What is needed is a word-for-word copy of all the entries, minus the pictures.

↓

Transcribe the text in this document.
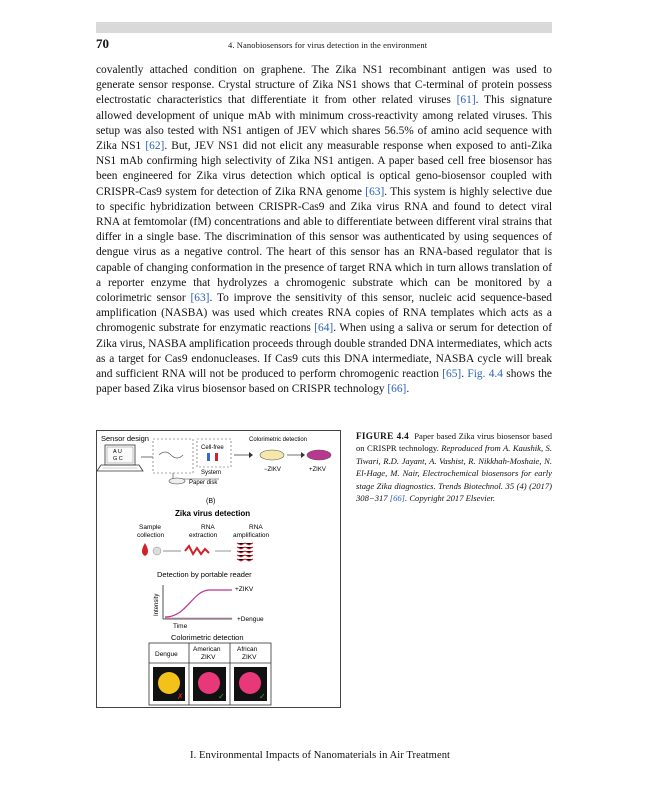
70	4. Nanobiosensors for virus detection in the environment

covalently attached condition on graphene. The Zika NS1 recombinant antigen was used to generate sensor response. Crystal structure of Zika NS1 shows that C-terminal of protein possess electrostatic characteristics that differentiate it from other related viruses [61]. This signature allowed development of unique mAb with minimum cross-reactivity among related viruses. This setup was also tested with NS1 antigen of JEV which shares 56.5% of amino acid sequence with Zika NS1 [62]. But, JEV NS1 did not elicit any measurable response when exposed to anti-Zika NS1 mAb confirming high selectivity of Zika NS1 antigen. A paper based cell free biosensor has been engineered for Zika virus detection which optical is optical geno-biosensor coupled with CRISPR-Cas9 system for detection of Zika RNA genome [63]. This system is highly selective due to specific hybridization between CRISPR-Cas9 and Zika virus RNA and found to detect viral RNA at femtomolar (fM) concentrations and able to differentiate between different viral strains that differ in a single base. The discrimination of this sensor was authenticated by using sequences of dengue virus as a negative control. The heart of this sensor has an RNA-based regulator that is capable of changing conformation in the presence of target RNA which in turn allows translation of a reporter enzyme that hydrolyzes a chromogenic substrate which can be monitored by a colorimetric sensor [63]. To improve the sensitivity of this sensor, nucleic acid sequence-based amplification (NASBA) was used which creates RNA copies of RNA templates which acts as a chromogenic substrate for enzymatic reactions [64]. When using a saliva or serum for detection of Zika virus, NASBA amplification proceeds through double stranded DNA intermediates, which acts as a target for Cas9 endonucleases. If Cas9 cuts this DNA intermediate, NASBA cycle will break and sufficient RNA will not be produced to perform chromogenic reaction [65]. Fig. 4.4 shows the paper based Zika virus biosensor based on CRISPR technology [66].

Sensor design
A U
G C
Cell-free
System
Paper disk
Colorimetric detection
−ZIKV	+ZIKV
(B)
Zika virus detection
Sample
collection
RNA
extraction
RNA
amplification
Detection by portable reader
Intensity
Time
+ZIKV
+Dengue
Colorimetric detection
Dengue
American
ZIKV
African
ZIKV
✗	✓	✓
FIGURE 4.4 Paper based Zika virus biosensor based on CRISPR technology. Reproduced from A. Kaushik, S. Tiwari, R.D. Jayant, A. Vashist, R. Nikkhah-Moshaie, N. El-Hage, M. Nair, Electrochemical biosensors for early stage Zika diagnostics. Trends Biotechnol. 35 (4) (2017) 308−317 [66]. Copyright 2017 Elsevier.
I. Environmental Impacts of Nanomaterials in Air Treatment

↑

_Result_
Transcribe the text in this document.
70	4. Nanobiosensors for virus detection in the environment

covalently attached condition on graphene. The Zika NS1 recombinant antigen was used to generate sensor response. Crystal structure of Zika NS1 shows that C-terminal of protein possess electrostatic characteristics that differentiate it from other related viruses [61]. This signature allowed development of unique mAb with minimum cross-reactivity among related viruses. This setup was also tested with NS1 antigen of JEV which shares 56.5% of amino acid sequence with Zika NS1 [62]. But, JEV NS1 did not elicit any measurable response when exposed to anti-Zika NS1 mAb confirming high selectivity of Zika NS1 antigen. A paper based cell free biosensor has been engineered for Zika virus detection which optical is optical geno-biosensor coupled with CRISPR-Cas9 system for detection of Zika RNA genome [63]. This system is highly selective due to specific hybridization between CRISPR-Cas9 and Zika virus RNA and found to detect viral RNA at femtomolar (fM) concentrations and able to differentiate between different viral strains that differ in a single base. The discrimination of this sensor was authenticated by using sequences of dengue virus as a negative control. The heart of this sensor has an RNA-based regulator that is capable of changing conformation in the presence of target RNA which in turn allows translation of a reporter enzyme that hydrolyzes a chromogenic substrate which can be monitored by a colorimetric sensor [63]. To improve the sensitivity of this sensor, nucleic acid sequence-based amplification (NASBA) was used which creates RNA copies of RNA templates which acts as a chromogenic substrate for enzymatic reactions [64]. When using a saliva or serum for detection of Zika virus, NASBA amplification proceeds through double stranded DNA intermediates, which acts as a target for Cas9 endonucleases. If Cas9 cuts this DNA intermediate, NASBA cycle will break and sufficient RNA will not be produced to perform chromogenic reaction [65]. Fig. 4.4 shows the paper based Zika virus biosensor based on CRISPR technology [66].

Sensor design
A U
G C
Cell-free
System
Paper disk
Colorimetric detection
−ZIKV	+ZIKV
(B)
Zika virus detection
Sample
collection
RNA
extraction
RNA
amplification
Detection by portable reader
Intensity
Time
+ZIKV
+Dengue
Colorimetric detection
Dengue
American
ZIKV
African
ZIKV
✗	✓	✓
FIGURE 4.4 Paper based Zika virus biosensor based on CRISPR technology. Reproduced from A. Kaushik, S. Tiwari, R.D. Jayant, A. Vashist, R. Nikkhah-Moshaie, N. El-Hage, M. Nair, Electrochemical biosensors for early stage Zika diagnostics. Trends Biotechnol. 35 (4) (2017) 308−317 [66]. Copyright 2017 Elsevier.
I. Environmental Impacts of Nanomaterials in Air Treatment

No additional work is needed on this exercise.